───── Information supplied ─────

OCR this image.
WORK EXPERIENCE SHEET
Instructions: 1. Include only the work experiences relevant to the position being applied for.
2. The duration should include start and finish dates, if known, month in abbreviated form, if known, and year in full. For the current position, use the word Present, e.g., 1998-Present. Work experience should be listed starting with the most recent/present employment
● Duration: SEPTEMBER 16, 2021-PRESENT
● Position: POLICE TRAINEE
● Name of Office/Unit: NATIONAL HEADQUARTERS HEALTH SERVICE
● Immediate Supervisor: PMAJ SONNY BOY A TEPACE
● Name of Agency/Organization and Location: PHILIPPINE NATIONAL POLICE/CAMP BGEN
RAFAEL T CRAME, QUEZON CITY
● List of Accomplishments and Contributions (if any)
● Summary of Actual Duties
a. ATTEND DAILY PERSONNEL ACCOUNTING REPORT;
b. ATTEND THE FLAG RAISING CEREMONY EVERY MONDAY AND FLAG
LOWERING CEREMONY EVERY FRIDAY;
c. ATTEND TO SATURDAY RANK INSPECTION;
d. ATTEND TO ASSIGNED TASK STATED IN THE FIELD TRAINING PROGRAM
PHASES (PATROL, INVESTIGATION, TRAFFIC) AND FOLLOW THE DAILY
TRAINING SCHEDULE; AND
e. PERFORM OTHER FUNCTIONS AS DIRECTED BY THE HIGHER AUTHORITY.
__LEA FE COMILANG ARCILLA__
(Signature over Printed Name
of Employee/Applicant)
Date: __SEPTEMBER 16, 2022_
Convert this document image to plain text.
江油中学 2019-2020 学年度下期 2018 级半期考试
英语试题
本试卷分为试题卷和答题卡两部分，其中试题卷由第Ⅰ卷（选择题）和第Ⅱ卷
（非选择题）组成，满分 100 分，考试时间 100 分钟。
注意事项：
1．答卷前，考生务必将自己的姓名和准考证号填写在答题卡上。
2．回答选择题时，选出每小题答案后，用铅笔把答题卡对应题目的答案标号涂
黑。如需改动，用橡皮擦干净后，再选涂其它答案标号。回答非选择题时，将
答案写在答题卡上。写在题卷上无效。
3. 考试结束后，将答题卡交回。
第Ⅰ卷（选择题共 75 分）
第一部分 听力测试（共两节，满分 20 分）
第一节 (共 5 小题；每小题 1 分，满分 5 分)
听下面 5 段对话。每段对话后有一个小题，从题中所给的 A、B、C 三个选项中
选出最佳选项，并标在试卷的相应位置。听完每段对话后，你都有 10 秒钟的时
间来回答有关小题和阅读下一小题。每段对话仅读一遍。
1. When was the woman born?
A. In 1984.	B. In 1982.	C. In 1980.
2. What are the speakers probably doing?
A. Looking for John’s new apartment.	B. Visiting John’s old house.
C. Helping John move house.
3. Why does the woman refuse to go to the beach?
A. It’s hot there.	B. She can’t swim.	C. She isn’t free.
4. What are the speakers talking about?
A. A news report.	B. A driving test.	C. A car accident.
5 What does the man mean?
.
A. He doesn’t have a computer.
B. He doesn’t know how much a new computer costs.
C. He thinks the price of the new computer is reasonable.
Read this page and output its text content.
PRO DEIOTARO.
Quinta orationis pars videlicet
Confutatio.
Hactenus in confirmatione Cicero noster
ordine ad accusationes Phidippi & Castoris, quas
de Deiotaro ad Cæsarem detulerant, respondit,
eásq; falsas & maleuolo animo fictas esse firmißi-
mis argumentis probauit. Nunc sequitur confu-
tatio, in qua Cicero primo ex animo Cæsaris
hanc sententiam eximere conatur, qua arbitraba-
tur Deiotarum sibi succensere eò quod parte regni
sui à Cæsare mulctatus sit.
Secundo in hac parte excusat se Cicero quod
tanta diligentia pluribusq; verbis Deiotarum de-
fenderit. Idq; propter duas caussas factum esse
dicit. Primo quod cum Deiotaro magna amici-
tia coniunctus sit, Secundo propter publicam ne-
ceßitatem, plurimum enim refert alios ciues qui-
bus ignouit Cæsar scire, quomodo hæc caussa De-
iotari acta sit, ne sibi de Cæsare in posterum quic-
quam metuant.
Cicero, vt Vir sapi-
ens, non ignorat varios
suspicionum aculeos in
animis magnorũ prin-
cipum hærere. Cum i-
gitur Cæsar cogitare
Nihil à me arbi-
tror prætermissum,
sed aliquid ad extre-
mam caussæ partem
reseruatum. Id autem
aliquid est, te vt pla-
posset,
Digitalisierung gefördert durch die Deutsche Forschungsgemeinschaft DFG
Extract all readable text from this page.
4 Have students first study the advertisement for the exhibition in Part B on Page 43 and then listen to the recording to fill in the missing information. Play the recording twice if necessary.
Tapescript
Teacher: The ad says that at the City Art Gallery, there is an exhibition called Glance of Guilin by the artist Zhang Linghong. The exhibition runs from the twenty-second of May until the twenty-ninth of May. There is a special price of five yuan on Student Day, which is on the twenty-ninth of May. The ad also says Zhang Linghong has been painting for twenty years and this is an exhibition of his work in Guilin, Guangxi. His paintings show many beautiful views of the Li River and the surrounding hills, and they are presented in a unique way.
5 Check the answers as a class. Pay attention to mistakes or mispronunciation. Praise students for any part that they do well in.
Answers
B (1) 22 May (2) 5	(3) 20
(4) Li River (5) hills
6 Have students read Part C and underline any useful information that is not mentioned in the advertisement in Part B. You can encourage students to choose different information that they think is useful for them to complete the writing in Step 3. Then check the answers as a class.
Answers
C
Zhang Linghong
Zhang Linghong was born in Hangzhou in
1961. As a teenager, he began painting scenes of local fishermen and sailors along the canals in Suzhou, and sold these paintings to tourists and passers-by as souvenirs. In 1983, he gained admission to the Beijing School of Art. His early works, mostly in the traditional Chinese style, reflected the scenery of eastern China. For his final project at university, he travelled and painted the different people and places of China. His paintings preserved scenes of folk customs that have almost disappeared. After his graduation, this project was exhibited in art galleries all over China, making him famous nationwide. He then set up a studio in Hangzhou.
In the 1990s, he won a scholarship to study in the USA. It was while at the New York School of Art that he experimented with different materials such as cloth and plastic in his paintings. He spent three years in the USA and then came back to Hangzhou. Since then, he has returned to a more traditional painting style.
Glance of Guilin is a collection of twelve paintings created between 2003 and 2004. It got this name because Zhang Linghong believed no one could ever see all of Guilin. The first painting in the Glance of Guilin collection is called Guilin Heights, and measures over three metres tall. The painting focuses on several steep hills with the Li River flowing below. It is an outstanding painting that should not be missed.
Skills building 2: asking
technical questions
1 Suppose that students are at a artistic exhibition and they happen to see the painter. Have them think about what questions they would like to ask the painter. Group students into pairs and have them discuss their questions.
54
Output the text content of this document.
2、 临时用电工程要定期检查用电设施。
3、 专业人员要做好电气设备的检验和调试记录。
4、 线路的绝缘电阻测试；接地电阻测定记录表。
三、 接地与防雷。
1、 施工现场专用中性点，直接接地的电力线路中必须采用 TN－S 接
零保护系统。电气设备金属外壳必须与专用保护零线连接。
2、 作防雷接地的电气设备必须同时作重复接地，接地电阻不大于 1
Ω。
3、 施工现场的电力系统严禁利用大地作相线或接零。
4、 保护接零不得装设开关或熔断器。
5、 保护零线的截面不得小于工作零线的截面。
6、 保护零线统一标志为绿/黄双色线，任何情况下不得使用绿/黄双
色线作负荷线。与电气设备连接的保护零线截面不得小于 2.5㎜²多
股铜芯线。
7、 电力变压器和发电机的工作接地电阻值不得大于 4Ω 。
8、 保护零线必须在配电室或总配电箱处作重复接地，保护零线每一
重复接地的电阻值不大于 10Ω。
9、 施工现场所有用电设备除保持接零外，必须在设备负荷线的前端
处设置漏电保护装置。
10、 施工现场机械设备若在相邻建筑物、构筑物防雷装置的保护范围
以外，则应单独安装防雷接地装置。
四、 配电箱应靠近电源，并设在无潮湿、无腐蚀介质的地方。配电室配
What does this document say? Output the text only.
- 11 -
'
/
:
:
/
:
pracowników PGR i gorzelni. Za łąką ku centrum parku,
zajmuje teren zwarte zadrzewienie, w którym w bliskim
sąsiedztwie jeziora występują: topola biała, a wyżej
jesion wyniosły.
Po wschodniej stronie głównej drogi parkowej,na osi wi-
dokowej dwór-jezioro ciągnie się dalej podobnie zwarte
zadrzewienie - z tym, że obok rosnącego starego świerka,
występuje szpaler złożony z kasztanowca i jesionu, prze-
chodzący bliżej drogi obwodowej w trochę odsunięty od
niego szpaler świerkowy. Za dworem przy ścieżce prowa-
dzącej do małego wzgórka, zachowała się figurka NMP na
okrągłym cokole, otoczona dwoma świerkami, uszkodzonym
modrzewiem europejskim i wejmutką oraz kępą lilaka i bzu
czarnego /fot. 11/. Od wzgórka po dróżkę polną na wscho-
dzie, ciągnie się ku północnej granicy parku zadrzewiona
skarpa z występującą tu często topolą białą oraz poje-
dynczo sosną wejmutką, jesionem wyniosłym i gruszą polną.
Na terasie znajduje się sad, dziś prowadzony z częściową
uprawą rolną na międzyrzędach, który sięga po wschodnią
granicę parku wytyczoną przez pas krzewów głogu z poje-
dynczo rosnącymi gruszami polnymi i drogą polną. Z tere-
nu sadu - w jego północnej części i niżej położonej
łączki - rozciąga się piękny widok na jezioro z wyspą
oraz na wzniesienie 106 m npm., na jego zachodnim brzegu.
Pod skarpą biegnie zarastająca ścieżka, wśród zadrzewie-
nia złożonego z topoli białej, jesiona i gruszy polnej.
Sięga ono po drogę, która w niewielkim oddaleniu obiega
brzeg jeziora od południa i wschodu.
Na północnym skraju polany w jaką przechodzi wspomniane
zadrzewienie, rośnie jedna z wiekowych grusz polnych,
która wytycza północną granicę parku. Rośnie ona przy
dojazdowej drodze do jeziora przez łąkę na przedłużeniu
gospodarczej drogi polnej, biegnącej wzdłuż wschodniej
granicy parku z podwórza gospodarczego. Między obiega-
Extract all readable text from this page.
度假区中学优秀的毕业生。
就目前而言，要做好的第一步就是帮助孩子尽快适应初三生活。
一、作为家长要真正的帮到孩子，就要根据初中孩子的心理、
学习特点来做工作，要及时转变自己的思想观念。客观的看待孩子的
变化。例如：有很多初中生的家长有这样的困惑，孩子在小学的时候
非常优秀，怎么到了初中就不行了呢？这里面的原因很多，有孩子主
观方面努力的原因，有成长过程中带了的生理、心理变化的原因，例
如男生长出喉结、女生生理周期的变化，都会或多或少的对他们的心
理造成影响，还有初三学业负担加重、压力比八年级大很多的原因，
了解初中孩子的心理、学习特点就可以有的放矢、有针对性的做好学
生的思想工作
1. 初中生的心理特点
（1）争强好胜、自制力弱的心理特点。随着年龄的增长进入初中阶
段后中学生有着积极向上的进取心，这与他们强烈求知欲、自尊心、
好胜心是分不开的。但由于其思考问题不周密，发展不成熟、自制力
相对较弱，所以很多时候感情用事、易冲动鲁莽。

─────

- **Directions**
Locate and copy each line in the data above that includes the word "text".

- **Solution**
Convert this document image to plain text.
Read this page and output its text content.
Extract all readable text from this page.
Output the text content of this document.
What does this document say? Output the text only.
Extract all readable text from this page.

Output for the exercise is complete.